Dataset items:

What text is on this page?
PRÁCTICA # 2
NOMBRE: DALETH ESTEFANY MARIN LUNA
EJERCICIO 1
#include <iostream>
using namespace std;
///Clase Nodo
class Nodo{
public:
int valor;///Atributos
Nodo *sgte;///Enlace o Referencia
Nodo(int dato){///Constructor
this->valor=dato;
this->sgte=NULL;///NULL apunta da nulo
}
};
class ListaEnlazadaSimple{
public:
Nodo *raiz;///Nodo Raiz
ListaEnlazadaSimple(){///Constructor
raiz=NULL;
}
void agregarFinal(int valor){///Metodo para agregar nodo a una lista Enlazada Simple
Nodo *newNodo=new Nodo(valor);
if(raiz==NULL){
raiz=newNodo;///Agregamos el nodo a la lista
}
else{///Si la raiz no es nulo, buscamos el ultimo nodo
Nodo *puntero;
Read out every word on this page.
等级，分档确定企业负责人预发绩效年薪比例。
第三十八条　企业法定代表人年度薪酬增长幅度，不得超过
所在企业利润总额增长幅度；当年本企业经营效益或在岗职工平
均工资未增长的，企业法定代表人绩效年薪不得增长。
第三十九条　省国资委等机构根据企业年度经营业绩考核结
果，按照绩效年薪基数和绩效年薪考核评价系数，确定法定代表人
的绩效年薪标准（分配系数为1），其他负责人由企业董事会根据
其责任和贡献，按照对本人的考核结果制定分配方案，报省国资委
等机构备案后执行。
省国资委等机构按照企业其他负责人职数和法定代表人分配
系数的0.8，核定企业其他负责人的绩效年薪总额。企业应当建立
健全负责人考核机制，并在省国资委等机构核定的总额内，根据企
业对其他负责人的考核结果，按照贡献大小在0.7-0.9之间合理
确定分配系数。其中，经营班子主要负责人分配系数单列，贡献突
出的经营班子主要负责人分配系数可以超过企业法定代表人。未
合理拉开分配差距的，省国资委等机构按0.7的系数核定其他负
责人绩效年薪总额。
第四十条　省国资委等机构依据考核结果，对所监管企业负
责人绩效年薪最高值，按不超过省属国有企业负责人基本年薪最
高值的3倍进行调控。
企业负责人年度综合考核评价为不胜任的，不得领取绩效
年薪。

Exercise goal: Extract the full listing above without alteration.

Answer for the task:
What text is on this page?
PRÁCTICA # 2
NOMBRE: DALETH ESTEFANY MARIN LUNA
EJERCICIO 1
#include <iostream>
using namespace std;
///Clase Nodo
class Nodo{
public:
int valor;///Atributos
Nodo *sgte;///Enlace o Referencia
Nodo(int dato){///Constructor
this->valor=dato;
this->sgte=NULL;///NULL apunta da nulo
}
};
class ListaEnlazadaSimple{
public:
Nodo *raiz;///Nodo Raiz
ListaEnlazadaSimple(){///Constructor
raiz=NULL;
}
void agregarFinal(int valor){///Metodo para agregar nodo a una lista Enlazada Simple
Nodo *newNodo=new Nodo(valor);
if(raiz==NULL){
raiz=newNodo;///Agregamos el nodo a la lista
}
else{///Si la raiz no es nulo, buscamos el ultimo nodo
Nodo *puntero;
Read out every word on this page.
等级，分档确定企业负责人预发绩效年薪比例。
第三十八条　企业法定代表人年度薪酬增长幅度，不得超过
所在企业利润总额增长幅度；当年本企业经营效益或在岗职工平
均工资未增长的，企业法定代表人绩效年薪不得增长。
第三十九条　省国资委等机构根据企业年度经营业绩考核结
果，按照绩效年薪基数和绩效年薪考核评价系数，确定法定代表人
的绩效年薪标准（分配系数为1），其他负责人由企业董事会根据
其责任和贡献，按照对本人的考核结果制定分配方案，报省国资委
等机构备案后执行。
省国资委等机构按照企业其他负责人职数和法定代表人分配
系数的0.8，核定企业其他负责人的绩效年薪总额。企业应当建立
健全负责人考核机制，并在省国资委等机构核定的总额内，根据企
业对其他负责人的考核结果，按照贡献大小在0.7-0.9之间合理
确定分配系数。其中，经营班子主要负责人分配系数单列，贡献突
出的经营班子主要负责人分配系数可以超过企业法定代表人。未
合理拉开分配差距的，省国资委等机构按0.7的系数核定其他负
责人绩效年薪总额。
第四十条　省国资委等机构依据考核结果，对所监管企业负
责人绩效年薪最高值，按不超过省属国有企业负责人基本年薪最
高值的3倍进行调控。
企业负责人年度综合考核评价为不胜任的，不得领取绩效
年薪。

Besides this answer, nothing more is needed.